Give every line back verbatim, dropping all images.

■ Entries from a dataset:
_ _ _

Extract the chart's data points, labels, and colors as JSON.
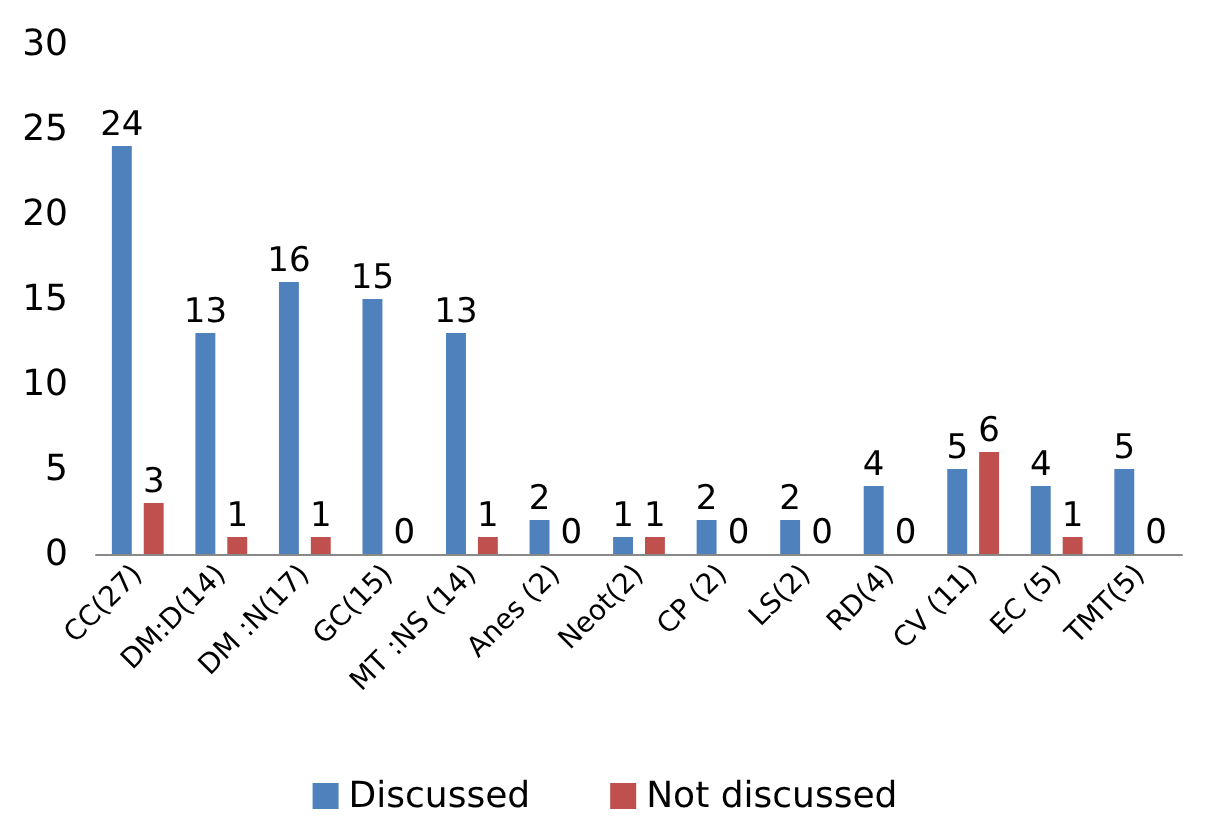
{
  "chart_data": {
    "type": "bar",
    "categories": [
      "CC(27)",
      "DM:D(14)",
      "DM :N(17)",
      "GC(15)",
      "MT :NS (14)",
      "Anes (2)",
      "Neot(2)",
      "CP (2)",
      "LS(2)",
      "RD(4)",
      "CV (11)",
      "EC (5)",
      "TMT(5)"
    ],
    "series": [
      {
        "name": "Discussed",
        "color": "#4f81bd",
        "values": [
          24,
          13,
          16,
          15,
          13,
          2,
          1,
          2,
          2,
          4,
          5,
          4,
          5
        ]
      },
      {
        "name": "Not discussed",
        "color": "#c0504d",
        "values": [
          3,
          1,
          1,
          0,
          1,
          0,
          1,
          0,
          0,
          0,
          6,
          1,
          0
        ]
      }
    ],
    "ylim": [
      0,
      30
    ],
    "yticks": [
      0,
      5,
      10,
      15,
      20,
      25,
      30
    ],
    "grid": false,
    "legend": "bottom",
    "data_labels": true
  }
}
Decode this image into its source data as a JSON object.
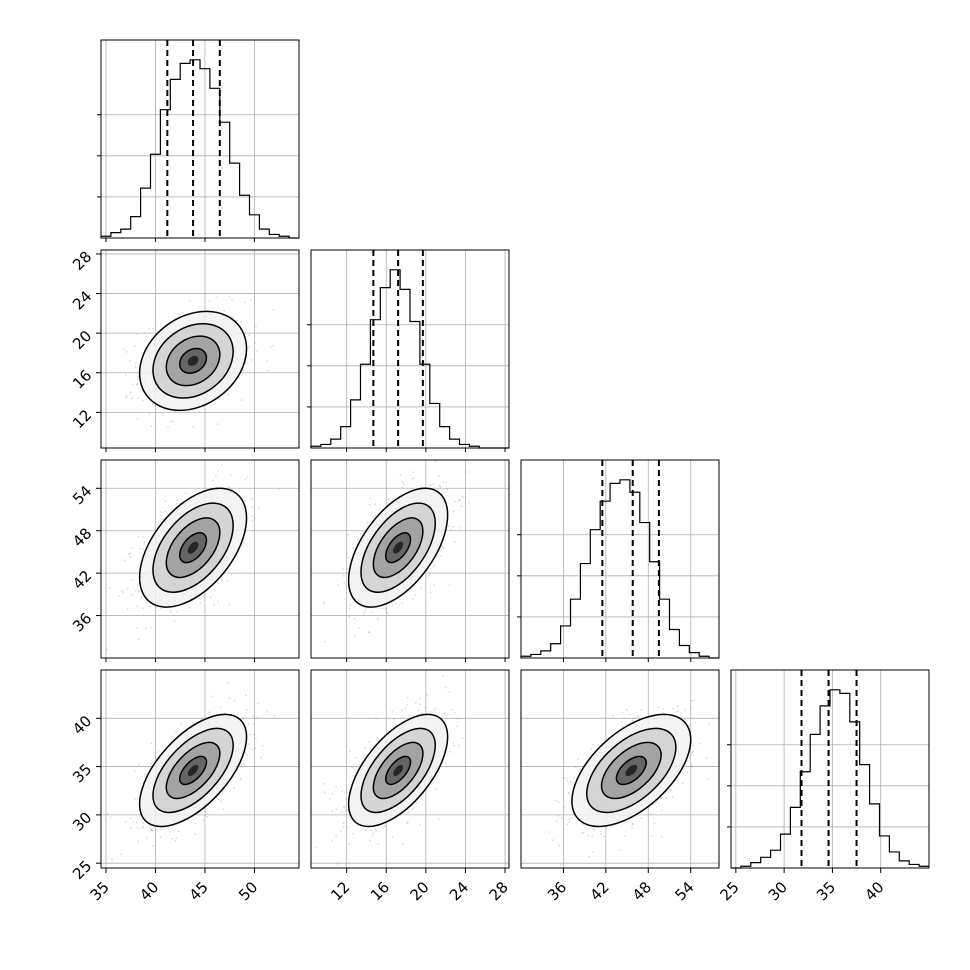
{
  "chart_data": {
    "type": "corner",
    "grid": true,
    "n_params": 4,
    "params": [
      {
        "ticks": [
          35,
          40,
          45,
          50
        ],
        "range": [
          34.5,
          54.5
        ],
        "quantiles": [
          41.2,
          43.8,
          46.5
        ]
      },
      {
        "ticks": [
          12,
          16,
          20,
          24,
          28
        ],
        "range": [
          8.4,
          28.4
        ],
        "quantiles": [
          14.7,
          17.2,
          19.7
        ]
      },
      {
        "ticks": [
          36,
          42,
          48,
          54
        ],
        "range": [
          30.0,
          58.0
        ],
        "quantiles": [
          41.5,
          45.8,
          49.5
        ]
      },
      {
        "ticks": [
          25,
          30,
          35,
          40
        ],
        "range": [
          24.5,
          45.0
        ],
        "quantiles": [
          31.8,
          34.6,
          37.5
        ]
      }
    ],
    "histograms": [
      [
        1,
        3,
        5,
        12,
        28,
        47,
        72,
        89,
        98,
        100,
        95,
        84,
        65,
        42,
        24,
        13,
        5,
        2,
        1,
        0
      ],
      [
        1,
        2,
        5,
        12,
        27,
        47,
        72,
        90,
        100,
        89,
        71,
        47,
        25,
        12,
        5,
        2,
        1,
        0,
        0,
        0
      ],
      [
        1,
        2,
        4,
        8,
        18,
        33,
        53,
        72,
        88,
        98,
        100,
        93,
        76,
        54,
        33,
        16,
        7,
        3,
        1,
        0
      ],
      [
        0,
        1,
        3,
        6,
        10,
        19,
        34,
        54,
        75,
        91,
        100,
        98,
        82,
        58,
        36,
        18,
        9,
        4,
        2,
        1
      ]
    ],
    "correlations": [
      [
        1,
        0.25,
        0.5,
        0.6
      ],
      [
        0.25,
        1,
        0.55,
        0.6
      ],
      [
        0.5,
        0.55,
        1,
        0.55
      ],
      [
        0.6,
        0.6,
        0.55,
        1
      ]
    ],
    "means": [
      43.8,
      17.2,
      45.6,
      34.6
    ],
    "sds": [
      2.7,
      2.5,
      4.2,
      2.9
    ]
  }
}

_ _ _

■ Correct result:
Extract the chart's data points, labels, and colors as JSON.
{
  "chart_data": {
    "type": "bar",
    "categories": [
      "CC(27)",
      "DM:D(14)",
      "DM :N(17)",
      "GC(15)",
      "MT :NS (14)",
      "Anes (2)",
      "Neot(2)",
      "CP (2)",
      "LS(2)",
      "RD(4)",
      "CV (11)",
      "EC (5)",
      "TMT(5)"
    ],
    "series": [
      {
        "name": "Discussed",
        "color": "#4f81bd",
        "values": [
          24,
          13,
          16,
          15,
          13,
          2,
          1,
          2,
          2,
          4,
          5,
          4,
          5
        ]
      },
      {
        "name": "Not discussed",
        "color": "#c0504d",
        "values": [
          3,
          1,
          1,
          0,
          1,
          0,
          1,
          0,
          0,
          0,
          6,
          1,
          0
        ]
      }
    ],
    "ylim": [
      0,
      30
    ],
    "yticks": [
      0,
      5,
      10,
      15,
      20,
      25,
      30
    ],
    "grid": false,
    "legend": "bottom",
    "data_labels": true
  }
}
Decode this image into its source data as a JSON object.
{
  "chart_data": {
    "type": "corner",
    "grid": true,
    "n_params": 4,
    "params": [
      {
        "ticks": [
          35,
          40,
          45,
          50
        ],
        "range": [
          34.5,
          54.5
        ],
        "quantiles": [
          41.2,
          43.8,
          46.5
        ]
      },
      {
        "ticks": [
          12,
          16,
          20,
          24,
          28
        ],
        "range": [
          8.4,
          28.4
        ],
        "quantiles": [
          14.7,
          17.2,
          19.7
        ]
      },
      {
        "ticks": [
          36,
          42,
          48,
          54
        ],
        "range": [
          30.0,
          58.0
        ],
        "quantiles": [
          41.5,
          45.8,
          49.5
        ]
      },
      {
        "ticks": [
          25,
          30,
          35,
          40
        ],
        "range": [
          24.5,
          45.0
        ],
        "quantiles": [
          31.8,
          34.6,
          37.5
        ]
      }
    ],
    "histograms": [
      [
        1,
        3,
        5,
        12,
        28,
        47,
        72,
        89,
        98,
        100,
        95,
        84,
        65,
        42,
        24,
        13,
        5,
        2,
        1,
        0
      ],
      [
        1,
        2,
        5,
        12,
        27,
        47,
        72,
        90,
        100,
        89,
        71,
        47,
        25,
        12,
        5,
        2,
        1,
        0,
        0,
        0
      ],
      [
        1,
        2,
        4,
        8,
        18,
        33,
        53,
        72,
        88,
        98,
        100,
        93,
        76,
        54,
        33,
        16,
        7,
        3,
        1,
        0
      ],
      [
        0,
        1,
        3,
        6,
        10,
        19,
        34,
        54,
        75,
        91,
        100,
        98,
        82,
        58,
        36,
        18,
        9,
        4,
        2,
        1
      ]
    ],
    "correlations": [
      [
        1,
        0.25,
        0.5,
        0.6
      ],
      [
        0.25,
        1,
        0.55,
        0.6
      ],
      [
        0.5,
        0.55,
        1,
        0.55
      ],
      [
        0.6,
        0.6,
        0.55,
        1
      ]
    ],
    "means": [
      43.8,
      17.2,
      45.6,
      34.6
    ],
    "sds": [
      2.7,
      2.5,
      4.2,
      2.9
    ]
  }
}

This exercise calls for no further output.